## TASK TO CARRY OUT
Which lines in the material below contain the word "flag"? Copy each of them.

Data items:
* * *
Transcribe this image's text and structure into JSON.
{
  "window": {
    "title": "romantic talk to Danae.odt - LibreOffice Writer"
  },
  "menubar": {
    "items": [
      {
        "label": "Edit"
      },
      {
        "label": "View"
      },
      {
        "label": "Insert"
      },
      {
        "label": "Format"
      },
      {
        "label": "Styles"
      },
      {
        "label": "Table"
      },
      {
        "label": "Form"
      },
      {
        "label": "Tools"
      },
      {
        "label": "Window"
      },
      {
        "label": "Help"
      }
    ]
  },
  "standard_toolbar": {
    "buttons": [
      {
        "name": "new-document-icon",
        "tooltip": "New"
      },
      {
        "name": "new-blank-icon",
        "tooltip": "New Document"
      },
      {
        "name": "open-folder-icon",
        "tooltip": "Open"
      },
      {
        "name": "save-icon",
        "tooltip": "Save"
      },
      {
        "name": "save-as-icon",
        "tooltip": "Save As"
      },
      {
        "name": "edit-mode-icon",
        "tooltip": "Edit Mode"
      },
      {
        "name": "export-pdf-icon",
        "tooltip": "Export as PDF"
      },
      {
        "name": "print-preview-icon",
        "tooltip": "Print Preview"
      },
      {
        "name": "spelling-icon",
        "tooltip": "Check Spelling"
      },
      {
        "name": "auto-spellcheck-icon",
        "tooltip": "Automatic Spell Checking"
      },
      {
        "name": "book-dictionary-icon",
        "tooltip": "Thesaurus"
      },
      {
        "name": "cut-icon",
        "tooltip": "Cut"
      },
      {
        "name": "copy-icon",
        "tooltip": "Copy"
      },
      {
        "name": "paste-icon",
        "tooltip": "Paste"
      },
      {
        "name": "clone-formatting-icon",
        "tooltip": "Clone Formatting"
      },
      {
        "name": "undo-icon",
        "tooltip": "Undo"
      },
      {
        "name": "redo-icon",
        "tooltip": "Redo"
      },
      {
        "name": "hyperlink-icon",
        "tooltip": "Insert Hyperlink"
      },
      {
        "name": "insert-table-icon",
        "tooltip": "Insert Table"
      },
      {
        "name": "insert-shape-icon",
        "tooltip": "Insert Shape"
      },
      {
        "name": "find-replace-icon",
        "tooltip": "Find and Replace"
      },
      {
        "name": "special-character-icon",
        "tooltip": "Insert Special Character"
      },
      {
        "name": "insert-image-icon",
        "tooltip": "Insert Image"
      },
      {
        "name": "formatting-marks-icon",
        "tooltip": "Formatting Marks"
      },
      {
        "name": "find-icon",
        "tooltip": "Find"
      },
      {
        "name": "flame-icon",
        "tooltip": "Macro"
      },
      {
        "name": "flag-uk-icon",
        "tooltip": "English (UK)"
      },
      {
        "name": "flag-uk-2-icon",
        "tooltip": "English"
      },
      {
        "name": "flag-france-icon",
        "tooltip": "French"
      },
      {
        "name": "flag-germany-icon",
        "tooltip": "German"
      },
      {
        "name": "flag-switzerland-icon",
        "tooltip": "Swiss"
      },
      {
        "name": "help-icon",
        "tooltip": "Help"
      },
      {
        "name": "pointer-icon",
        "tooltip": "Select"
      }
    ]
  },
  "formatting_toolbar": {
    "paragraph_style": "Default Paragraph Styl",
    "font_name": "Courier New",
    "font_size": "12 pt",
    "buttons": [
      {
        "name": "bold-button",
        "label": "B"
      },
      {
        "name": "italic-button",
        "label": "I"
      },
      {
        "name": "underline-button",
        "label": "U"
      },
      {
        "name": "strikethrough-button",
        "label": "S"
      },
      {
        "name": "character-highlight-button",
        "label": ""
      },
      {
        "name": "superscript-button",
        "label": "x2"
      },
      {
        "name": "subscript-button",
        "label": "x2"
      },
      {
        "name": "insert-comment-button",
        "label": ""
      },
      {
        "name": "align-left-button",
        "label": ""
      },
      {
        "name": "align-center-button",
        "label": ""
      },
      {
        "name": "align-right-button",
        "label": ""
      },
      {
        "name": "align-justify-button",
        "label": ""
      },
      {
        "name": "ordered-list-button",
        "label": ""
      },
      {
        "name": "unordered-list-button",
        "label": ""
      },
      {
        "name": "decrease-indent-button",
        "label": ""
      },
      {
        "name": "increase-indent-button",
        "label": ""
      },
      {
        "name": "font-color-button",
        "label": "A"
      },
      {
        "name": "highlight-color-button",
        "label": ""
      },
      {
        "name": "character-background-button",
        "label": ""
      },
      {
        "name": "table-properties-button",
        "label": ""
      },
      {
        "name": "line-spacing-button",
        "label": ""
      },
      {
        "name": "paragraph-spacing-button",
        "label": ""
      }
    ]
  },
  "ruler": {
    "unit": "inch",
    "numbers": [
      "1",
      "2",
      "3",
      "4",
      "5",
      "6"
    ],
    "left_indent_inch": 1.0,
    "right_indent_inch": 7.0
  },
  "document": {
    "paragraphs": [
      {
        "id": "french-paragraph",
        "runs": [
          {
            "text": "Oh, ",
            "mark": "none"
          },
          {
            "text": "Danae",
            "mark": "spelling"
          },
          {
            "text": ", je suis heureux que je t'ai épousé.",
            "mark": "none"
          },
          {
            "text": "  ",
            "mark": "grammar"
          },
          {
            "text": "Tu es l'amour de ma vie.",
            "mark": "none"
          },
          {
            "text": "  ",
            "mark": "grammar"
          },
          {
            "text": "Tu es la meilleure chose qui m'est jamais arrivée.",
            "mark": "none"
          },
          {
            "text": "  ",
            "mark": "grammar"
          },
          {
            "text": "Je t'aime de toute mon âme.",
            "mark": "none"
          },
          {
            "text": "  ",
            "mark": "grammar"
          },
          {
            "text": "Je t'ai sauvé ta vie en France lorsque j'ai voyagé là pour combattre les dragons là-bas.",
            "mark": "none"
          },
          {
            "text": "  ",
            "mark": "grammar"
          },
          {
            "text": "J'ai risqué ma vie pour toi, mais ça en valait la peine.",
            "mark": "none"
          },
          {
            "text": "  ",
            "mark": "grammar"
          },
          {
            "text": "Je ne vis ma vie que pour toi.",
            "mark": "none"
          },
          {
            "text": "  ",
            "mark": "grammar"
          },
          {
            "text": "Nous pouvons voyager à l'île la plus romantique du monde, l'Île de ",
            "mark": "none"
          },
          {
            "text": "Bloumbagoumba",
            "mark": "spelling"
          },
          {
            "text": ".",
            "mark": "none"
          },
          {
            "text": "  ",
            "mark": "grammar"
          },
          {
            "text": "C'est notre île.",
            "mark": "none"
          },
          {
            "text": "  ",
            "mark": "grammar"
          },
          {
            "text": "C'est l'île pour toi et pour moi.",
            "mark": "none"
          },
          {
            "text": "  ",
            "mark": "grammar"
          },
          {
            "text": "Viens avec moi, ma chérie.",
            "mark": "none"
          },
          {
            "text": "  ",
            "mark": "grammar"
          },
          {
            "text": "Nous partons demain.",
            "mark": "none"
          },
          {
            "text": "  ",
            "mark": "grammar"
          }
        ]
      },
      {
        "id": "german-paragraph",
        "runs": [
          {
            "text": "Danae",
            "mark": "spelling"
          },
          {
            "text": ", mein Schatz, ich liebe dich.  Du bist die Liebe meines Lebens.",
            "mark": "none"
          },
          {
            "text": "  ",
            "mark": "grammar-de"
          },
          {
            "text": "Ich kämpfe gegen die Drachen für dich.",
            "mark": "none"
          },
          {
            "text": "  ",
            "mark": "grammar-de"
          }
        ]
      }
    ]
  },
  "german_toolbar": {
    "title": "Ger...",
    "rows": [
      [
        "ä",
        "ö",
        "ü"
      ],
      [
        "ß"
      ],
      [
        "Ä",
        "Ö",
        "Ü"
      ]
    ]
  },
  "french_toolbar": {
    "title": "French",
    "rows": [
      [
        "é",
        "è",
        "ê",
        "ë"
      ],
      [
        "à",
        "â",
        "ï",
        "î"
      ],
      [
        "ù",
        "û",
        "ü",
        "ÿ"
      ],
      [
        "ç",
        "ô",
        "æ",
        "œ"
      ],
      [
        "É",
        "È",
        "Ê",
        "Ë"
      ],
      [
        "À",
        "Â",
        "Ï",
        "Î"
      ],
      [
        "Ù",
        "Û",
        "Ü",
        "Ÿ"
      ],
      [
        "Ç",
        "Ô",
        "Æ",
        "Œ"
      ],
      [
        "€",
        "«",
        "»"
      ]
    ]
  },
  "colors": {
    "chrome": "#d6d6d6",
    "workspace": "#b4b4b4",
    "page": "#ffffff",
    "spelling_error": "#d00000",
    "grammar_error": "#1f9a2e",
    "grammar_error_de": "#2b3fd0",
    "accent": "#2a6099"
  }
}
* * *
## TASK OUTPUT
        "name": "flag-uk-icon",
        "name": "flag-uk-2-icon",
        "name": "flag-france-icon",
        "name": "flag-germany-icon",
        "name": "flag-switzerland-icon",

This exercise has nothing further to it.